◆ Exercise requirements
a: Answer these questions from the perovskite summary:
(i) Which journal published the work?
(ii) According to the key findings, what do multiple purification steps improve?
(iii) According to the abstract, which two methods assess the phase purity and crystallinity of the CsPbBr3 ingots?
b: Recast the listing as a Markdown table with the columns Row and Line. Cover only the listing lines from its first line up to and including the line with "stage-label: Receiving bbox=[477, 213, 507, 220]", and omit blank lines.

◆ Text shown
————————

# Noninvasive Quality Assessment of Melt-Grown Cesium Lead Bromide Perovskite by Nuclear Quadrupole Resonance Spectroscopy

**Authors:** Lidiia Dubenska, Sebastian Sabisch, Andrii Kanak, Martin Kotyrba, Maksym V. Kovalenko

PMC · DOI: 10.1021/acs.chemmater.5c02047 · Chemistry of Materials · 2026-01-08

## TL;DR

This paper introduces nuclear quadrupole resonance spectroscopy as a noninvasive method to assess the quality of cesium lead bromide perovskite crystals used in radiation detection.

## Contribution

The novel use of NQR spectroscopy for evaluating crystal quality and orientation in melt-grown CsPbBr3 is established.

## Key findings

- NQR spectroscopy is sensitive to crystal orientation and crystallinity in CsPbBr3.
- Key spectroscopic features correlate with structural properties of the material.
- Multiple purification steps improve homogeneity and crystallinity of the samples.

## Abstract

Melt-grown, highly crystalline CsPbBr3 has
been intensely
investigated as a semiconductor for direct hard radiation detection.
While the phase purity and crystallinity of the CsPbBr3 ingots are assessed by X-ray diffraction and optical microscopy,
the overall quality of the material is ultimately judged by the performance
of the final device. The iterative evaluation of crystal quality would
greatly benefit from broadening readily accessible structural methods.

————————

◆ Provided records
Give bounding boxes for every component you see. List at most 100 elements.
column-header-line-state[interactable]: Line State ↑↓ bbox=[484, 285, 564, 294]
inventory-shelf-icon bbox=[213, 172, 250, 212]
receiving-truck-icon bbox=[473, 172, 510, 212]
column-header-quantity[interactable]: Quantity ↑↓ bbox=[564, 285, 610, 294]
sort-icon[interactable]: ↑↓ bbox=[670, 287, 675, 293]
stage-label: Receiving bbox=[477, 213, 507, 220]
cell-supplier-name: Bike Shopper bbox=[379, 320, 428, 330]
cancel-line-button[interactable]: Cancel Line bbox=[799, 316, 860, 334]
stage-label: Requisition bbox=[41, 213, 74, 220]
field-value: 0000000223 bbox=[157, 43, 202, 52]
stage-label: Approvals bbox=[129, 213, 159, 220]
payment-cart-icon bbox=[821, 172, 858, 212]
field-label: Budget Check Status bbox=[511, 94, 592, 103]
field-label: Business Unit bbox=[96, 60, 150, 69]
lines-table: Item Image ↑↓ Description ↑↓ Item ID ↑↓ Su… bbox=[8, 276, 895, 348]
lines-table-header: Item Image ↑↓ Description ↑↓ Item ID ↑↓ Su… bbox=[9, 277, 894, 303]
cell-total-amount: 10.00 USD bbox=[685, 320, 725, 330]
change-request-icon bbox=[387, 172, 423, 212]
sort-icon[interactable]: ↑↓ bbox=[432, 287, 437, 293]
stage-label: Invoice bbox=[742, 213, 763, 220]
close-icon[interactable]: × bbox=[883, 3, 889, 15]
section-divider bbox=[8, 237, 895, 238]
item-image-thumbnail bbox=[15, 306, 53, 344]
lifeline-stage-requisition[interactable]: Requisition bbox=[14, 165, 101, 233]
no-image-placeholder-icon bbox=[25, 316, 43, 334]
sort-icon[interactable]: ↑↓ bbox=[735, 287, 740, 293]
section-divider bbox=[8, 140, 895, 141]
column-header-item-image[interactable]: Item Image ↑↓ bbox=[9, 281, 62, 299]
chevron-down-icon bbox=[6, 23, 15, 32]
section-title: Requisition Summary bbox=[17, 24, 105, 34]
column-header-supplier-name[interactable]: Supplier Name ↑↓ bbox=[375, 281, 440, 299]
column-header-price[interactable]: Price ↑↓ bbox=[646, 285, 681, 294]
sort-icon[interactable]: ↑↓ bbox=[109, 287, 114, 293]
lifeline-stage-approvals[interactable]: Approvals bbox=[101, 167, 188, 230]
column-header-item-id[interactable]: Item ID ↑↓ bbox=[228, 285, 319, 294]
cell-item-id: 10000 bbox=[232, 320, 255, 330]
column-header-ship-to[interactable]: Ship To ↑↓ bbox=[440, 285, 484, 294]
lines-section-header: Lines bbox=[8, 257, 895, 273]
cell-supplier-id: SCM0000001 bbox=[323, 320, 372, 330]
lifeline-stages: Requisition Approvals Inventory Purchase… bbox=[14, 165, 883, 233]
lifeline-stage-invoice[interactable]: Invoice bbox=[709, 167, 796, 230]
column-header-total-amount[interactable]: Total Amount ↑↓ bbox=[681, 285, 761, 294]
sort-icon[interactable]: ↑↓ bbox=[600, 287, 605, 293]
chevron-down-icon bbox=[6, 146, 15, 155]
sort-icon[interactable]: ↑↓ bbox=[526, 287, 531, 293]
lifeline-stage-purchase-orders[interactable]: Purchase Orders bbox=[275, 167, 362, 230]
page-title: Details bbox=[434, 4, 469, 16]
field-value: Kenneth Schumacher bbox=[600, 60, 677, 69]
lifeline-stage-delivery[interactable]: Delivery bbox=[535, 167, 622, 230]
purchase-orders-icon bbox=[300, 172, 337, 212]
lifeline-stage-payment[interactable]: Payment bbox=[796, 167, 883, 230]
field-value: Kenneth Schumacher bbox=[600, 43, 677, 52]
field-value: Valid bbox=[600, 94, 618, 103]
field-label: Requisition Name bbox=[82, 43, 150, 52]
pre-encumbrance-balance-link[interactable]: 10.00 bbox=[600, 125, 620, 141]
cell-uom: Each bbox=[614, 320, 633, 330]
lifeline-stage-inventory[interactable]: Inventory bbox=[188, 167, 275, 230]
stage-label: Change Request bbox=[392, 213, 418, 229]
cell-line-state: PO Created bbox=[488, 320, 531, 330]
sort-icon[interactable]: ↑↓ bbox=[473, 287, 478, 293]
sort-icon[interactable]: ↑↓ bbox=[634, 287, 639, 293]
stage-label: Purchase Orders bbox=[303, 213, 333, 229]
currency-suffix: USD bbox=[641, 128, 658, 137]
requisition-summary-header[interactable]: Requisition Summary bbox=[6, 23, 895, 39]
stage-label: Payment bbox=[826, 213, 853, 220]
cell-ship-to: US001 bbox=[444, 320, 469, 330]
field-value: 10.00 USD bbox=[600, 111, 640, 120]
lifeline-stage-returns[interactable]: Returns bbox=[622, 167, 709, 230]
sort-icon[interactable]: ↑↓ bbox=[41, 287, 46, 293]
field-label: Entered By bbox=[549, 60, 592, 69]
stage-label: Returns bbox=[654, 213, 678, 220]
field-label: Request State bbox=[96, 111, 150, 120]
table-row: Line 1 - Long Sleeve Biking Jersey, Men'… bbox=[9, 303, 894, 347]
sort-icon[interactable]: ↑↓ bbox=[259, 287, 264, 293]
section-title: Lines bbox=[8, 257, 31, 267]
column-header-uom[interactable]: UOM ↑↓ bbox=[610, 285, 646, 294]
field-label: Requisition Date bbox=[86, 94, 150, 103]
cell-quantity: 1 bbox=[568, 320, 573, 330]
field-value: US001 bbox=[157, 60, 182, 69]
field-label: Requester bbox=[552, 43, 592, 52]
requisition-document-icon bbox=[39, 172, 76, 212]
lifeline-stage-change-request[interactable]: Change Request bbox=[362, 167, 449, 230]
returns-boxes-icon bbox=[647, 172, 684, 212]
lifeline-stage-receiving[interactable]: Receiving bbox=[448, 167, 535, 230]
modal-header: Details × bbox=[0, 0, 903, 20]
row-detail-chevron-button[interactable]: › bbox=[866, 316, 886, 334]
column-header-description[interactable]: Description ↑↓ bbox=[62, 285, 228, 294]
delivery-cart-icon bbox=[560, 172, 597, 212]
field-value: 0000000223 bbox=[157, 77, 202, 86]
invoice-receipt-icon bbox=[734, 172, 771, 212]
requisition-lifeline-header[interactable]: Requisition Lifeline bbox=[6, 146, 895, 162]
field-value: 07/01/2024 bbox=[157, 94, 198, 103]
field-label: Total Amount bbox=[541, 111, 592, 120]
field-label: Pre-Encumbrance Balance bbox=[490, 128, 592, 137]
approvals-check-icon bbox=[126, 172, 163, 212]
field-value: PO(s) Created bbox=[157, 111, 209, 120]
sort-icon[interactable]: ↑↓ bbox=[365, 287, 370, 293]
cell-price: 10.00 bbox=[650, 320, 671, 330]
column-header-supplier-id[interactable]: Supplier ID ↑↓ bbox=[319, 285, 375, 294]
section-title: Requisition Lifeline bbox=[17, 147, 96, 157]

————————

◆ Solutions for each task
a:
(i) Chemistry of Materials
(ii) The homogeneity and crystallinity of the samples
(iii) X-ray diffraction and optical microscopy

b:
| Row | Line |
|---|---|
| 1 | Give bounding boxes for every component you see. List at most 100 elements. |
| 2 | column-header-line-state[interactable]: Line State ↑↓ bbox=[484, 285, 564, 294] |
| 3 | inventory-shelf-icon bbox=[213, 172, 250, 212] |
| 4 | receiving-truck-icon bbox=[473, 172, 510, 212] |
| 5 | column-header-quantity[interactable]: Quantity ↑↓ bbox=[564, 285, 610, 294] |
| 6 | sort-icon[interactable]: ↑↓ bbox=[670, 287, 675, 293] |
| 7 | stage-label: Receiving bbox=[477, 213, 507, 220] |